Repeat each entry word for word. Leave any images out of the copy.

* Recorded data *
= = = = =

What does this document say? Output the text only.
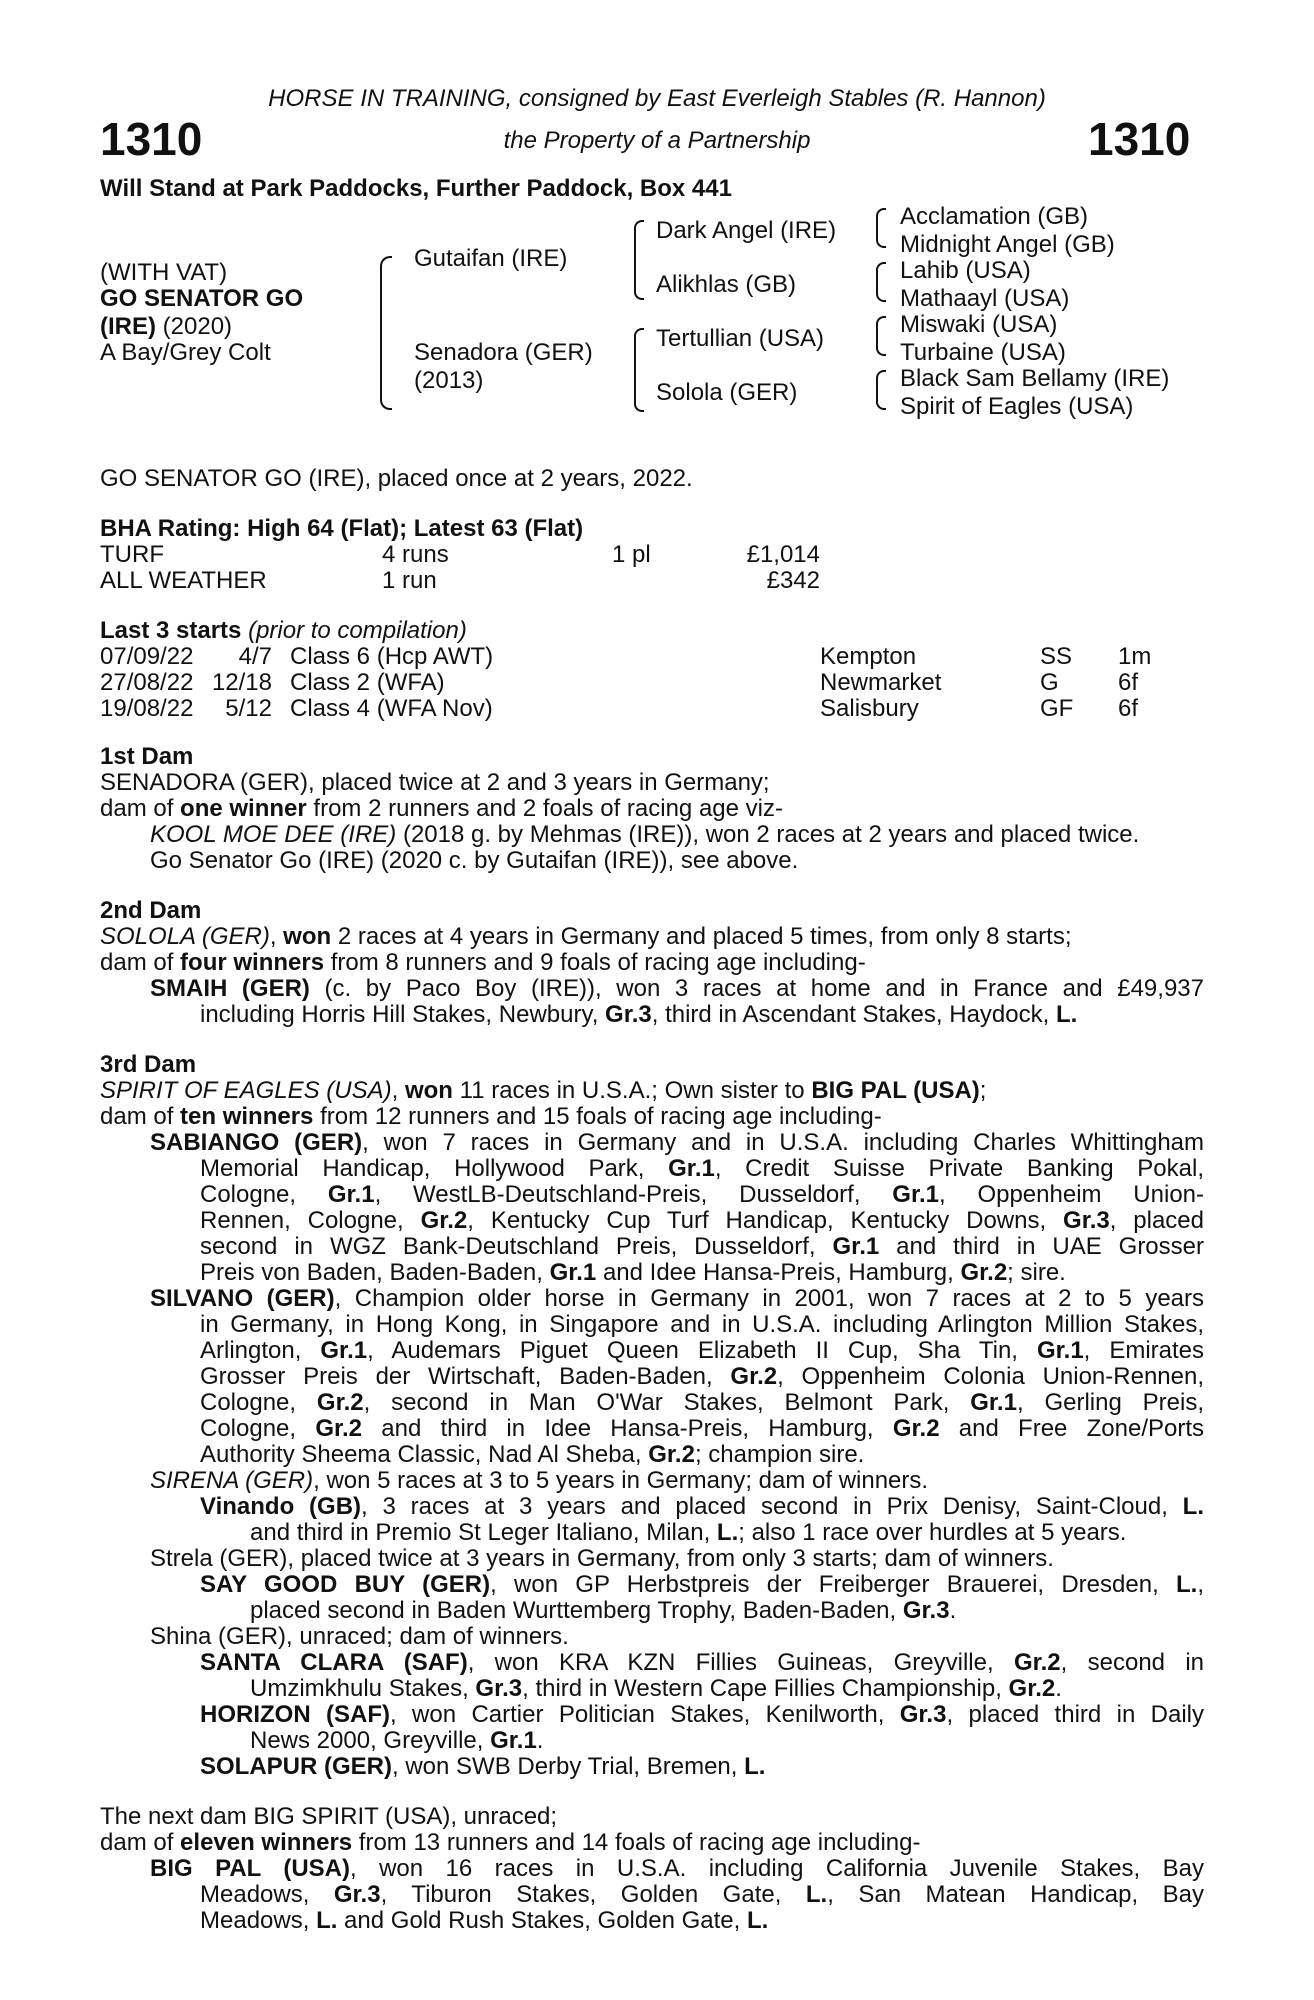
HORSE IN TRAINING, consigned by East Everleigh Stables (R. Hannon)
1310	the Property of a Partnership	1310
Will Stand at Park Paddocks, Further Paddock, Box 441
(WITH VAT)
GO SENATOR GO
(IRE) (2020)
A Bay/Grey Colt
Gutaifan (IRE)
Senadora (GER)
(2013)
Dark Angel (IRE)
Alikhlas (GB)
Tertullian (USA)
Solola (GER)
Acclamation (GB)
Midnight Angel (GB)
Lahib (USA)
Mathaayl (USA)
Miswaki (USA)
Turbaine (USA)
Black Sam Bellamy (IRE)
Spirit of Eagles (USA)
GO SENATOR GO (IRE), placed once at 2 years, 2022.
BHA Rating: High 64 (Flat); Latest 63 (Flat)
TURF	4 runs	1 pl	£1,014
ALL WEATHER	1 run	£342
Last 3 starts (prior to compilation)
07/09/22	4/7 Class 6 (Hcp AWT)	Kempton	SS 1m
27/08/22 12/18 Class 2 (WFA)	Newmarket	G 6f
19/08/22	5/12 Class 4 (WFA Nov)	Salisbury	GF 6f
1st Dam
SENADORA (GER), placed twice at 2 and 3 years in Germany;
dam of one winner from 2 runners and 2 foals of racing age viz-
KOOL MOE DEE (IRE) (2018 g. by Mehmas (IRE)), won 2 races at 2 years and placed twice.
Go Senator Go (IRE) (2020 c. by Gutaifan (IRE)), see above.
2nd Dam
SOLOLA (GER), won 2 races at 4 years in Germany and placed 5 times, from only 8 starts;
dam of four winners from 8 runners and 9 foals of racing age including-
SMAIH (GER) (c. by Paco Boy (IRE)), won 3 races at home and in France and £49,937
including Horris Hill Stakes, Newbury, Gr.3, third in Ascendant Stakes, Haydock, L.
3rd Dam
SPIRIT OF EAGLES (USA), won 11 races in U.S.A.; Own sister to BIG PAL (USA);
dam of ten winners from 12 runners and 15 foals of racing age including-
SABIANGO (GER), won 7 races in Germany and in U.S.A. including Charles Whittingham
Memorial Handicap, Hollywood Park, Gr.1, Credit Suisse Private Banking Pokal,
Cologne, Gr.1, WestLB-Deutschland-Preis, Dusseldorf, Gr.1, Oppenheim Union-
Rennen, Cologne, Gr.2, Kentucky Cup Turf Handicap, Kentucky Downs, Gr.3, placed
second in WGZ Bank-Deutschland Preis, Dusseldorf, Gr.1 and third in UAE Grosser
Preis von Baden, Baden-Baden, Gr.1 and Idee Hansa-Preis, Hamburg, Gr.2; sire.
SILVANO (GER), Champion older horse in Germany in 2001, won 7 races at 2 to 5 years
in Germany, in Hong Kong, in Singapore and in U.S.A. including Arlington Million Stakes,
Arlington, Gr.1, Audemars Piguet Queen Elizabeth II Cup, Sha Tin, Gr.1, Emirates
Grosser Preis der Wirtschaft, Baden-Baden, Gr.2, Oppenheim Colonia Union-Rennen,
Cologne, Gr.2, second in Man O'War Stakes, Belmont Park, Gr.1, Gerling Preis,
Cologne, Gr.2 and third in Idee Hansa-Preis, Hamburg, Gr.2 and Free Zone/Ports
Authority Sheema Classic, Nad Al Sheba, Gr.2; champion sire.
SIRENA (GER), won 5 races at 3 to 5 years in Germany; dam of winners.
Vinando (GB), 3 races at 3 years and placed second in Prix Denisy, Saint-Cloud, L.
and third in Premio St Leger Italiano, Milan, L.; also 1 race over hurdles at 5 years.
Strela (GER), placed twice at 3 years in Germany, from only 3 starts; dam of winners.
SAY GOOD BUY (GER), won GP Herbstpreis der Freiberger Brauerei, Dresden, L.,
placed second in Baden Wurttemberg Trophy, Baden-Baden, Gr.3.
Shina (GER), unraced; dam of winners.
SANTA CLARA (SAF), won KRA KZN Fillies Guineas, Greyville, Gr.2, second in
Umzimkhulu Stakes, Gr.3, third in Western Cape Fillies Championship, Gr.2.
HORIZON (SAF), won Cartier Politician Stakes, Kenilworth, Gr.3, placed third in Daily
News 2000, Greyville, Gr.1.
SOLAPUR (GER), won SWB Derby Trial, Bremen, L.
The next dam BIG SPIRIT (USA), unraced;
dam of eleven winners from 13 runners and 14 foals of racing age including-
BIG PAL (USA), won 16 races in U.S.A. including California Juvenile Stakes, Bay
Meadows, Gr.3, Tiburon Stakes, Golden Gate, L., San Matean Handicap, Bay
Meadows, L. and Gold Rush Stakes, Golden Gate, L.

= = = = =

* RESPONSE *
What does this document say? Output the text only.
HORSE IN TRAINING, consigned by East Everleigh Stables (R. Hannon)
1310	the Property of a Partnership	1310
Will Stand at Park Paddocks, Further Paddock, Box 441
(WITH VAT)
GO SENATOR GO
(IRE) (2020)
A Bay/Grey Colt
Gutaifan (IRE)
Senadora (GER)
(2013)
Dark Angel (IRE)
Alikhlas (GB)
Tertullian (USA)
Solola (GER)
Acclamation (GB)
Midnight Angel (GB)
Lahib (USA)
Mathaayl (USA)
Miswaki (USA)
Turbaine (USA)
Black Sam Bellamy (IRE)
Spirit of Eagles (USA)
GO SENATOR GO (IRE), placed once at 2 years, 2022.
BHA Rating: High 64 (Flat); Latest 63 (Flat)
TURF	4 runs	1 pl	£1,014
ALL WEATHER	1 run	£342
Last 3 starts (prior to compilation)
07/09/22	4/7 Class 6 (Hcp AWT)	Kempton	SS 1m
27/08/22 12/18 Class 2 (WFA)	Newmarket	G 6f
19/08/22	5/12 Class 4 (WFA Nov)	Salisbury	GF 6f
1st Dam
SENADORA (GER), placed twice at 2 and 3 years in Germany;
dam of one winner from 2 runners and 2 foals of racing age viz-
KOOL MOE DEE (IRE) (2018 g. by Mehmas (IRE)), won 2 races at 2 years and placed twice.
Go Senator Go (IRE) (2020 c. by Gutaifan (IRE)), see above.
2nd Dam
SOLOLA (GER), won 2 races at 4 years in Germany and placed 5 times, from only 8 starts;
dam of four winners from 8 runners and 9 foals of racing age including-
SMAIH (GER) (c. by Paco Boy (IRE)), won 3 races at home and in France and £49,937
including Horris Hill Stakes, Newbury, Gr.3, third in Ascendant Stakes, Haydock, L.
3rd Dam
SPIRIT OF EAGLES (USA), won 11 races in U.S.A.; Own sister to BIG PAL (USA);
dam of ten winners from 12 runners and 15 foals of racing age including-
SABIANGO (GER), won 7 races in Germany and in U.S.A. including Charles Whittingham
Memorial Handicap, Hollywood Park, Gr.1, Credit Suisse Private Banking Pokal,
Cologne, Gr.1, WestLB-Deutschland-Preis, Dusseldorf, Gr.1, Oppenheim Union-
Rennen, Cologne, Gr.2, Kentucky Cup Turf Handicap, Kentucky Downs, Gr.3, placed
second in WGZ Bank-Deutschland Preis, Dusseldorf, Gr.1 and third in UAE Grosser
Preis von Baden, Baden-Baden, Gr.1 and Idee Hansa-Preis, Hamburg, Gr.2; sire.
SILVANO (GER), Champion older horse in Germany in 2001, won 7 races at 2 to 5 years
in Germany, in Hong Kong, in Singapore and in U.S.A. including Arlington Million Stakes,
Arlington, Gr.1, Audemars Piguet Queen Elizabeth II Cup, Sha Tin, Gr.1, Emirates
Grosser Preis der Wirtschaft, Baden-Baden, Gr.2, Oppenheim Colonia Union-Rennen,
Cologne, Gr.2, second in Man O'War Stakes, Belmont Park, Gr.1, Gerling Preis,
Cologne, Gr.2 and third in Idee Hansa-Preis, Hamburg, Gr.2 and Free Zone/Ports
Authority Sheema Classic, Nad Al Sheba, Gr.2; champion sire.
SIRENA (GER), won 5 races at 3 to 5 years in Germany; dam of winners.
Vinando (GB), 3 races at 3 years and placed second in Prix Denisy, Saint-Cloud, L.
and third in Premio St Leger Italiano, Milan, L.; also 1 race over hurdles at 5 years.
Strela (GER), placed twice at 3 years in Germany, from only 3 starts; dam of winners.
SAY GOOD BUY (GER), won GP Herbstpreis der Freiberger Brauerei, Dresden, L.,
placed second in Baden Wurttemberg Trophy, Baden-Baden, Gr.3.
Shina (GER), unraced; dam of winners.
SANTA CLARA (SAF), won KRA KZN Fillies Guineas, Greyville, Gr.2, second in
Umzimkhulu Stakes, Gr.3, third in Western Cape Fillies Championship, Gr.2.
HORIZON (SAF), won Cartier Politician Stakes, Kenilworth, Gr.3, placed third in Daily
News 2000, Greyville, Gr.1.
SOLAPUR (GER), won SWB Derby Trial, Bremen, L.
The next dam BIG SPIRIT (USA), unraced;
dam of eleven winners from 13 runners and 14 foals of racing age including-
BIG PAL (USA), won 16 races in U.S.A. including California Juvenile Stakes, Bay
Meadows, Gr.3, Tiburon Stakes, Golden Gate, L., San Matean Handicap, Bay
Meadows, L. and Gold Rush Stakes, Golden Gate, L.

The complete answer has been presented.